### THE TASK
Look through the material and copy each line holding "title".

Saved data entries
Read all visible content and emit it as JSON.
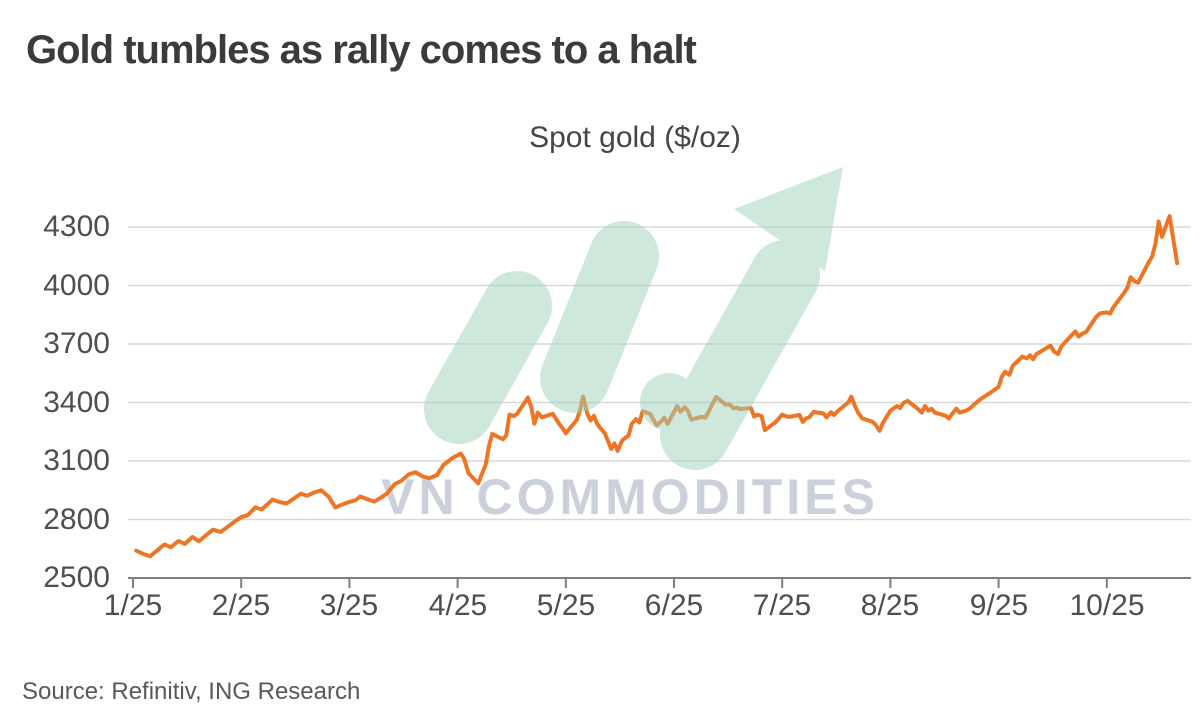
{
  "header": {
    "title": "Gold tumbles as rally comes to a halt"
  },
  "watermark": {
    "text": "VN COMMODITIES",
    "arrow_color": "#9fd4ba"
  },
  "footer": {
    "source": "Source: Refinitiv, ING Research"
  },
  "colors": {
    "line": "#ee7524",
    "grid": "#d9d9d9",
    "axis": "#7f7f7f",
    "axis_text": "#4f4f4f"
  },
  "chart_data": {
    "type": "line",
    "title": "Spot gold ($/oz)",
    "xlabel": "",
    "ylabel": "",
    "x_tick_labels": [
      "1/25",
      "2/25",
      "3/25",
      "4/25",
      "5/25",
      "6/25",
      "7/25",
      "8/25",
      "9/25",
      "10/25"
    ],
    "y_ticks": [
      2500,
      2800,
      3100,
      3400,
      3700,
      4000,
      4300
    ],
    "ylim": [
      2500,
      4460
    ],
    "xlim_months": [
      0,
      9.78
    ],
    "grid": "horizontal",
    "legend": "none",
    "series": [
      {
        "name": "Spot gold ($/oz)",
        "color": "#ee7524",
        "points": [
          [
            0.03,
            2640
          ],
          [
            0.1,
            2622
          ],
          [
            0.16,
            2612
          ],
          [
            0.22,
            2640
          ],
          [
            0.29,
            2672
          ],
          [
            0.35,
            2658
          ],
          [
            0.42,
            2690
          ],
          [
            0.48,
            2675
          ],
          [
            0.55,
            2710
          ],
          [
            0.61,
            2688
          ],
          [
            0.68,
            2722
          ],
          [
            0.74,
            2748
          ],
          [
            0.81,
            2736
          ],
          [
            0.87,
            2760
          ],
          [
            0.94,
            2790
          ],
          [
            1.0,
            2812
          ],
          [
            1.06,
            2822
          ],
          [
            1.13,
            2862
          ],
          [
            1.19,
            2852
          ],
          [
            1.29,
            2902
          ],
          [
            1.35,
            2890
          ],
          [
            1.42,
            2882
          ],
          [
            1.55,
            2932
          ],
          [
            1.61,
            2922
          ],
          [
            1.68,
            2940
          ],
          [
            1.74,
            2950
          ],
          [
            1.81,
            2916
          ],
          [
            1.87,
            2862
          ],
          [
            1.94,
            2878
          ],
          [
            2.0,
            2890
          ],
          [
            2.06,
            2900
          ],
          [
            2.1,
            2918
          ],
          [
            2.16,
            2905
          ],
          [
            2.23,
            2892
          ],
          [
            2.29,
            2912
          ],
          [
            2.35,
            2935
          ],
          [
            2.42,
            2982
          ],
          [
            2.48,
            2998
          ],
          [
            2.55,
            3032
          ],
          [
            2.61,
            3042
          ],
          [
            2.68,
            3020
          ],
          [
            2.74,
            3012
          ],
          [
            2.81,
            3028
          ],
          [
            2.87,
            3080
          ],
          [
            2.97,
            3122
          ],
          [
            3.0,
            3128
          ],
          [
            3.03,
            3138
          ],
          [
            3.06,
            3112
          ],
          [
            3.1,
            3038
          ],
          [
            3.19,
            2985
          ],
          [
            3.26,
            3082
          ],
          [
            3.29,
            3178
          ],
          [
            3.32,
            3238
          ],
          [
            3.42,
            3212
          ],
          [
            3.45,
            3232
          ],
          [
            3.48,
            3338
          ],
          [
            3.52,
            3330
          ],
          [
            3.55,
            3342
          ],
          [
            3.65,
            3425
          ],
          [
            3.68,
            3378
          ],
          [
            3.71,
            3292
          ],
          [
            3.74,
            3348
          ],
          [
            3.78,
            3324
          ],
          [
            3.88,
            3342
          ],
          [
            3.94,
            3290
          ],
          [
            3.97,
            3268
          ],
          [
            4.0,
            3242
          ],
          [
            4.03,
            3262
          ],
          [
            4.1,
            3310
          ],
          [
            4.13,
            3358
          ],
          [
            4.16,
            3430
          ],
          [
            4.2,
            3340
          ],
          [
            4.23,
            3308
          ],
          [
            4.26,
            3332
          ],
          [
            4.29,
            3290
          ],
          [
            4.32,
            3268
          ],
          [
            4.36,
            3242
          ],
          [
            4.42,
            3162
          ],
          [
            4.45,
            3190
          ],
          [
            4.48,
            3152
          ],
          [
            4.52,
            3205
          ],
          [
            4.58,
            3232
          ],
          [
            4.61,
            3292
          ],
          [
            4.65,
            3315
          ],
          [
            4.68,
            3298
          ],
          [
            4.71,
            3355
          ],
          [
            4.78,
            3342
          ],
          [
            4.84,
            3282
          ],
          [
            4.88,
            3302
          ],
          [
            4.91,
            3322
          ],
          [
            4.94,
            3290
          ],
          [
            5.03,
            3382
          ],
          [
            5.06,
            3352
          ],
          [
            5.1,
            3376
          ],
          [
            5.13,
            3355
          ],
          [
            5.16,
            3312
          ],
          [
            5.25,
            3326
          ],
          [
            5.29,
            3322
          ],
          [
            5.32,
            3352
          ],
          [
            5.35,
            3388
          ],
          [
            5.39,
            3428
          ],
          [
            5.48,
            3388
          ],
          [
            5.51,
            3392
          ],
          [
            5.55,
            3370
          ],
          [
            5.58,
            3374
          ],
          [
            5.61,
            3366
          ],
          [
            5.71,
            3372
          ],
          [
            5.74,
            3328
          ],
          [
            5.77,
            3338
          ],
          [
            5.81,
            3330
          ],
          [
            5.84,
            3258
          ],
          [
            5.94,
            3300
          ],
          [
            6.0,
            3338
          ],
          [
            6.03,
            3330
          ],
          [
            6.06,
            3326
          ],
          [
            6.16,
            3336
          ],
          [
            6.19,
            3300
          ],
          [
            6.22,
            3318
          ],
          [
            6.25,
            3324
          ],
          [
            6.29,
            3352
          ],
          [
            6.38,
            3344
          ],
          [
            6.41,
            3324
          ],
          [
            6.45,
            3350
          ],
          [
            6.48,
            3336
          ],
          [
            6.51,
            3355
          ],
          [
            6.61,
            3400
          ],
          [
            6.64,
            3430
          ],
          [
            6.67,
            3385
          ],
          [
            6.7,
            3350
          ],
          [
            6.74,
            3318
          ],
          [
            6.83,
            3302
          ],
          [
            6.86,
            3288
          ],
          [
            6.9,
            3255
          ],
          [
            6.93,
            3295
          ],
          [
            7.0,
            3358
          ],
          [
            7.06,
            3382
          ],
          [
            7.09,
            3372
          ],
          [
            7.12,
            3398
          ],
          [
            7.16,
            3408
          ],
          [
            7.25,
            3368
          ],
          [
            7.29,
            3348
          ],
          [
            7.32,
            3382
          ],
          [
            7.35,
            3358
          ],
          [
            7.38,
            3368
          ],
          [
            7.41,
            3348
          ],
          [
            7.51,
            3332
          ],
          [
            7.54,
            3318
          ],
          [
            7.58,
            3348
          ],
          [
            7.61,
            3368
          ],
          [
            7.64,
            3348
          ],
          [
            7.7,
            3358
          ],
          [
            7.74,
            3372
          ],
          [
            7.77,
            3388
          ],
          [
            7.8,
            3402
          ],
          [
            7.84,
            3420
          ],
          [
            7.92,
            3448
          ],
          [
            8.0,
            3480
          ],
          [
            8.03,
            3532
          ],
          [
            8.06,
            3558
          ],
          [
            8.1,
            3542
          ],
          [
            8.13,
            3588
          ],
          [
            8.22,
            3636
          ],
          [
            8.26,
            3626
          ],
          [
            8.29,
            3642
          ],
          [
            8.32,
            3622
          ],
          [
            8.35,
            3648
          ],
          [
            8.45,
            3682
          ],
          [
            8.48,
            3692
          ],
          [
            8.51,
            3662
          ],
          [
            8.55,
            3648
          ],
          [
            8.58,
            3688
          ],
          [
            8.68,
            3748
          ],
          [
            8.71,
            3764
          ],
          [
            8.74,
            3738
          ],
          [
            8.77,
            3752
          ],
          [
            8.81,
            3762
          ],
          [
            8.9,
            3838
          ],
          [
            8.94,
            3858
          ],
          [
            9.0,
            3862
          ],
          [
            9.03,
            3856
          ],
          [
            9.06,
            3888
          ],
          [
            9.16,
            3962
          ],
          [
            9.19,
            3988
          ],
          [
            9.22,
            4042
          ],
          [
            9.26,
            4020
          ],
          [
            9.29,
            4015
          ],
          [
            9.38,
            4112
          ],
          [
            9.42,
            4150
          ],
          [
            9.45,
            4215
          ],
          [
            9.48,
            4328
          ],
          [
            9.51,
            4250
          ],
          [
            9.58,
            4356
          ],
          [
            9.65,
            4115
          ]
        ]
      }
    ]
  }
}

### SOLUTION TO THIS EXERCISE
    "title": "Gold tumbles as rally comes to a halt"
    "title": "Spot gold ($/oz)",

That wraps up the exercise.